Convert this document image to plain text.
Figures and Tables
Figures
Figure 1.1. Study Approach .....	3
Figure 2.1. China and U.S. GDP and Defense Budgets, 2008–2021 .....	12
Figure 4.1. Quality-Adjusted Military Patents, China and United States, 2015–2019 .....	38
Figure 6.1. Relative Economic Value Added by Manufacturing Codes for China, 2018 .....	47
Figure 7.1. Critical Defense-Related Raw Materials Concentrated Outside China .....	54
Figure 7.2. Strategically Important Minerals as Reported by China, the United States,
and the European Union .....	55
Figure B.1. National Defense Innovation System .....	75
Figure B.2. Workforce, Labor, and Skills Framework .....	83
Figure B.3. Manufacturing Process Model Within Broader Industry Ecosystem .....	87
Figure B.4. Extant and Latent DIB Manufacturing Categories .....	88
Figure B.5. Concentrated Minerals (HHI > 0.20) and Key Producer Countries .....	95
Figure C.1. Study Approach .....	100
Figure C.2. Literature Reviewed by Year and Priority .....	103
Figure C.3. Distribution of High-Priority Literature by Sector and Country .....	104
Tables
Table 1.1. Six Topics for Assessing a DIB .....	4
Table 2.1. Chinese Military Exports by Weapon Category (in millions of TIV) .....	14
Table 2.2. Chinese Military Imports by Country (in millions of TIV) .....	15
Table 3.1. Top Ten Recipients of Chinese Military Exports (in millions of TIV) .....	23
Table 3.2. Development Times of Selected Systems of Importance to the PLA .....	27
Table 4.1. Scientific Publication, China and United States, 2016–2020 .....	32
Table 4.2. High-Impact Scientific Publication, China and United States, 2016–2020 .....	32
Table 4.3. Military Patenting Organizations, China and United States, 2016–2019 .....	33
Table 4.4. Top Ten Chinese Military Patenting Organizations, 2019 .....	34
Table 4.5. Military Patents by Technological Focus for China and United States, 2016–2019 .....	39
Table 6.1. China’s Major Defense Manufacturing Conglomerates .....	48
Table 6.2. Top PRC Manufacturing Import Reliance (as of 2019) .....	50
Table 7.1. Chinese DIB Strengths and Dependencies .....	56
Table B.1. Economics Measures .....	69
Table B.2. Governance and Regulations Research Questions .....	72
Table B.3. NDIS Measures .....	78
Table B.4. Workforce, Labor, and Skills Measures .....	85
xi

━━━━━━━━━━━━━━━━━━━━

■ **DIRECTION**: From the first line to the last, please quote the material above exactly.

■ **RESPONSE TO THE EXERCISE**:
Convert this document image to plain text.
Figures and Tables
Figures
Figure 1.1. Study Approach .....	3
Figure 2.1. China and U.S. GDP and Defense Budgets, 2008–2021 .....	12
Figure 4.1. Quality-Adjusted Military Patents, China and United States, 2015–2019 .....	38
Figure 6.1. Relative Economic Value Added by Manufacturing Codes for China, 2018 .....	47
Figure 7.1. Critical Defense-Related Raw Materials Concentrated Outside China .....	54
Figure 7.2. Strategically Important Minerals as Reported by China, the United States,
and the European Union .....	55
Figure B.1. National Defense Innovation System .....	75
Figure B.2. Workforce, Labor, and Skills Framework .....	83
Figure B.3. Manufacturing Process Model Within Broader Industry Ecosystem .....	87
Figure B.4. Extant and Latent DIB Manufacturing Categories .....	88
Figure B.5. Concentrated Minerals (HHI > 0.20) and Key Producer Countries .....	95
Figure C.1. Study Approach .....	100
Figure C.2. Literature Reviewed by Year and Priority .....	103
Figure C.3. Distribution of High-Priority Literature by Sector and Country .....	104
Tables
Table 1.1. Six Topics for Assessing a DIB .....	4
Table 2.1. Chinese Military Exports by Weapon Category (in millions of TIV) .....	14
Table 2.2. Chinese Military Imports by Country (in millions of TIV) .....	15
Table 3.1. Top Ten Recipients of Chinese Military Exports (in millions of TIV) .....	23
Table 3.2. Development Times of Selected Systems of Importance to the PLA .....	27
Table 4.1. Scientific Publication, China and United States, 2016–2020 .....	32
Table 4.2. High-Impact Scientific Publication, China and United States, 2016–2020 .....	32
Table 4.3. Military Patenting Organizations, China and United States, 2016–2019 .....	33
Table 4.4. Top Ten Chinese Military Patenting Organizations, 2019 .....	34
Table 4.5. Military Patents by Technological Focus for China and United States, 2016–2019 .....	39
Table 6.1. China’s Major Defense Manufacturing Conglomerates .....	48
Table 6.2. Top PRC Manufacturing Import Reliance (as of 2019) .....	50
Table 7.1. Chinese DIB Strengths and Dependencies .....	56
Table B.1. Economics Measures .....	69
Table B.2. Governance and Regulations Research Questions .....	72
Table B.3. NDIS Measures .....	78
Table B.4. Workforce, Labor, and Skills Measures .....	85
xi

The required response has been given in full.